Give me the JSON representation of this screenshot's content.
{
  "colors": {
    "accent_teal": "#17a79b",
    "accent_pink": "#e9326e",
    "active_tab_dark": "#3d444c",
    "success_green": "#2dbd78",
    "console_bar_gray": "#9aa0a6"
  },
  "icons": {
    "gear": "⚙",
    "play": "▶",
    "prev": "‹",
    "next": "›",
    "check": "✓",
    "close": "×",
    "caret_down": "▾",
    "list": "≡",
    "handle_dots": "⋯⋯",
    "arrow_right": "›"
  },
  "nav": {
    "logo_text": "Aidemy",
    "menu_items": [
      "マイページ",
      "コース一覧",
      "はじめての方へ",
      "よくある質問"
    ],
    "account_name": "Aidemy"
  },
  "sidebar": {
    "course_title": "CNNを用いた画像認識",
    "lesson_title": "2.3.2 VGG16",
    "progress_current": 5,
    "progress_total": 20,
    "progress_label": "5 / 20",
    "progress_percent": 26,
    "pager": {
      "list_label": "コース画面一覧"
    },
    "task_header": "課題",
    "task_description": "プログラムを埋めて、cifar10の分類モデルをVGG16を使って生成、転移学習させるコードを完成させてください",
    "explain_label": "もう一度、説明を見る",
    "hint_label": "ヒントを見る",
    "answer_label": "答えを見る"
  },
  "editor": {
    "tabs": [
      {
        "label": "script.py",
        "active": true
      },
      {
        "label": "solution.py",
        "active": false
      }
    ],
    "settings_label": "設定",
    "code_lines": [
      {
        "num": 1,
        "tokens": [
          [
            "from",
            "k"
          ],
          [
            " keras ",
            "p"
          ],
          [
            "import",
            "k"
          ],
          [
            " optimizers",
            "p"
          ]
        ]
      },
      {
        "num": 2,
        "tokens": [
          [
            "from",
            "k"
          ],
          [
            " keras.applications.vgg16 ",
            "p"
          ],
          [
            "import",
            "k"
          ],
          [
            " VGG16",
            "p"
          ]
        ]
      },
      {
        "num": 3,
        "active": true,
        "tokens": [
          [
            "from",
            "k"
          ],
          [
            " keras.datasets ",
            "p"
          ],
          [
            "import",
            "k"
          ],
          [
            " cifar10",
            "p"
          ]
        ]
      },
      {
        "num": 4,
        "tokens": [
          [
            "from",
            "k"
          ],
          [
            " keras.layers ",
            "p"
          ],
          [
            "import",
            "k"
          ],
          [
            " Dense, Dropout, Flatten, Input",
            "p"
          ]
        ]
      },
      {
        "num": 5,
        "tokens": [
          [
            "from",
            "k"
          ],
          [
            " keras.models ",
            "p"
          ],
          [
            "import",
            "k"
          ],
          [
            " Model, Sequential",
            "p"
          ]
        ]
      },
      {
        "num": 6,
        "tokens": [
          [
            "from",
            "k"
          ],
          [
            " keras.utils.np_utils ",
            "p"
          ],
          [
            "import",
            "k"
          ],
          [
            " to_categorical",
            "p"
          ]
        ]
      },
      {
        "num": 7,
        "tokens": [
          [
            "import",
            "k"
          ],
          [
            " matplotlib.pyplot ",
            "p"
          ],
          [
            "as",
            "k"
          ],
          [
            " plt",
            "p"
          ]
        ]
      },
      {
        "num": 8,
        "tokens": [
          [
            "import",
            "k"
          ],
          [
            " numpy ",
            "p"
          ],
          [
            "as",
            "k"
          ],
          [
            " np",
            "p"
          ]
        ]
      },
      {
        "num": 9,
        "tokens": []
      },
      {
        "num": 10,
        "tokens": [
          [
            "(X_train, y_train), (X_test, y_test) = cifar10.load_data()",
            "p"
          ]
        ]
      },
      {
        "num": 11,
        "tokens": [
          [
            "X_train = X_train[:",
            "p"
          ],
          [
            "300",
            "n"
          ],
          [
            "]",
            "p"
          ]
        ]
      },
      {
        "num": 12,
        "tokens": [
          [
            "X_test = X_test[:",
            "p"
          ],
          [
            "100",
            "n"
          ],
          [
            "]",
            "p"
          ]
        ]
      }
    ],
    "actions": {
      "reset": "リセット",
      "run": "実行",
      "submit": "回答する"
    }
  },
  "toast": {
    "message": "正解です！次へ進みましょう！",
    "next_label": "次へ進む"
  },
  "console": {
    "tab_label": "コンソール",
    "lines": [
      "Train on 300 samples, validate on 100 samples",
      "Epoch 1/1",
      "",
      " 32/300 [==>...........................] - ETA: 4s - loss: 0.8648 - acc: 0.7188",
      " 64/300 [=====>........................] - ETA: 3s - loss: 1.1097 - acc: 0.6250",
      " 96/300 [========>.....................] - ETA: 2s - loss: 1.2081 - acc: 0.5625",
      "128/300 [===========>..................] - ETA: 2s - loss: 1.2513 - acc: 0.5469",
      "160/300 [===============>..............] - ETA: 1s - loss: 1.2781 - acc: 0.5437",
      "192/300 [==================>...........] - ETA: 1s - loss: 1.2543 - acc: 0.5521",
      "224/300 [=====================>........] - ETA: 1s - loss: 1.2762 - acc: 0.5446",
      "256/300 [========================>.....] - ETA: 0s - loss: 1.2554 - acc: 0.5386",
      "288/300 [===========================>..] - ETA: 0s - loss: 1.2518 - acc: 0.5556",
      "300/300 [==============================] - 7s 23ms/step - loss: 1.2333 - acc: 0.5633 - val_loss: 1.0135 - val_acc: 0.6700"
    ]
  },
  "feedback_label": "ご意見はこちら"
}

- - - -

* WHAT YOU NEED TO DO *
Recite the full listing above exactly.

* OUTPUT *
Give me the JSON representation of this screenshot's content.
{
  "colors": {
    "accent_teal": "#17a79b",
    "accent_pink": "#e9326e",
    "active_tab_dark": "#3d444c",
    "success_green": "#2dbd78",
    "console_bar_gray": "#9aa0a6"
  },
  "icons": {
    "gear": "⚙",
    "play": "▶",
    "prev": "‹",
    "next": "›",
    "check": "✓",
    "close": "×",
    "caret_down": "▾",
    "list": "≡",
    "handle_dots": "⋯⋯",
    "arrow_right": "›"
  },
  "nav": {
    "logo_text": "Aidemy",
    "menu_items": [
      "マイページ",
      "コース一覧",
      "はじめての方へ",
      "よくある質問"
    ],
    "account_name": "Aidemy"
  },
  "sidebar": {
    "course_title": "CNNを用いた画像認識",
    "lesson_title": "2.3.2 VGG16",
    "progress_current": 5,
    "progress_total": 20,
    "progress_label": "5 / 20",
    "progress_percent": 26,
    "pager": {
      "list_label": "コース画面一覧"
    },
    "task_header": "課題",
    "task_description": "プログラムを埋めて、cifar10の分類モデルをVGG16を使って生成、転移学習させるコードを完成させてください",
    "explain_label": "もう一度、説明を見る",
    "hint_label": "ヒントを見る",
    "answer_label": "答えを見る"
  },
  "editor": {
    "tabs": [
      {
        "label": "script.py",
        "active": true
      },
      {
        "label": "solution.py",
        "active": false
      }
    ],
    "settings_label": "設定",
    "code_lines": [
      {
        "num": 1,
        "tokens": [
          [
            "from",
            "k"
          ],
          [
            " keras ",
            "p"
          ],
          [
            "import",
            "k"
          ],
          [
            " optimizers",
            "p"
          ]
        ]
      },
      {
        "num": 2,
        "tokens": [
          [
            "from",
            "k"
          ],
          [
            " keras.applications.vgg16 ",
            "p"
          ],
          [
            "import",
            "k"
          ],
          [
            " VGG16",
            "p"
          ]
        ]
      },
      {
        "num": 3,
        "active": true,
        "tokens": [
          [
            "from",
            "k"
          ],
          [
            " keras.datasets ",
            "p"
          ],
          [
            "import",
            "k"
          ],
          [
            " cifar10",
            "p"
          ]
        ]
      },
      {
        "num": 4,
        "tokens": [
          [
            "from",
            "k"
          ],
          [
            " keras.layers ",
            "p"
          ],
          [
            "import",
            "k"
          ],
          [
            " Dense, Dropout, Flatten, Input",
            "p"
          ]
        ]
      },
      {
        "num": 5,
        "tokens": [
          [
            "from",
            "k"
          ],
          [
            " keras.models ",
            "p"
          ],
          [
            "import",
            "k"
          ],
          [
            " Model, Sequential",
            "p"
          ]
        ]
      },
      {
        "num": 6,
        "tokens": [
          [
            "from",
            "k"
          ],
          [
            " keras.utils.np_utils ",
            "p"
          ],
          [
            "import",
            "k"
          ],
          [
            " to_categorical",
            "p"
          ]
        ]
      },
      {
        "num": 7,
        "tokens": [
          [
            "import",
            "k"
          ],
          [
            " matplotlib.pyplot ",
            "p"
          ],
          [
            "as",
            "k"
          ],
          [
            " plt",
            "p"
          ]
        ]
      },
      {
        "num": 8,
        "tokens": [
          [
            "import",
            "k"
          ],
          [
            " numpy ",
            "p"
          ],
          [
            "as",
            "k"
          ],
          [
            " np",
            "p"
          ]
        ]
      },
      {
        "num": 9,
        "tokens": []
      },
      {
        "num": 10,
        "tokens": [
          [
            "(X_train, y_train), (X_test, y_test) = cifar10.load_data()",
            "p"
          ]
        ]
      },
      {
        "num": 11,
        "tokens": [
          [
            "X_train = X_train[:",
            "p"
          ],
          [
            "300",
            "n"
          ],
          [
            "]",
            "p"
          ]
        ]
      },
      {
        "num": 12,
        "tokens": [
          [
            "X_test = X_test[:",
            "p"
          ],
          [
            "100",
            "n"
          ],
          [
            "]",
            "p"
          ]
        ]
      }
    ],
    "actions": {
      "reset": "リセット",
      "run": "実行",
      "submit": "回答する"
    }
  },
  "toast": {
    "message": "正解です！次へ進みましょう！",
    "next_label": "次へ進む"
  },
  "console": {
    "tab_label": "コンソール",
    "lines": [
      "Train on 300 samples, validate on 100 samples",
      "Epoch 1/1",
      "",
      " 32/300 [==>...........................] - ETA: 4s - loss: 0.8648 - acc: 0.7188",
      " 64/300 [=====>........................] - ETA: 3s - loss: 1.1097 - acc: 0.6250",
      " 96/300 [========>.....................] - ETA: 2s - loss: 1.2081 - acc: 0.5625",
      "128/300 [===========>..................] - ETA: 2s - loss: 1.2513 - acc: 0.5469",
      "160/300 [===============>..............] - ETA: 1s - loss: 1.2781 - acc: 0.5437",
      "192/300 [==================>...........] - ETA: 1s - loss: 1.2543 - acc: 0.5521",
      "224/300 [=====================>........] - ETA: 1s - loss: 1.2762 - acc: 0.5446",
      "256/300 [========================>.....] - ETA: 0s - loss: 1.2554 - acc: 0.5386",
      "288/300 [===========================>..] - ETA: 0s - loss: 1.2518 - acc: 0.5556",
      "300/300 [==============================] - 7s 23ms/step - loss: 1.2333 - acc: 0.5633 - val_loss: 1.0135 - val_acc: 0.6700"
    ]
  },
  "feedback_label": "ご意見はこちら"
}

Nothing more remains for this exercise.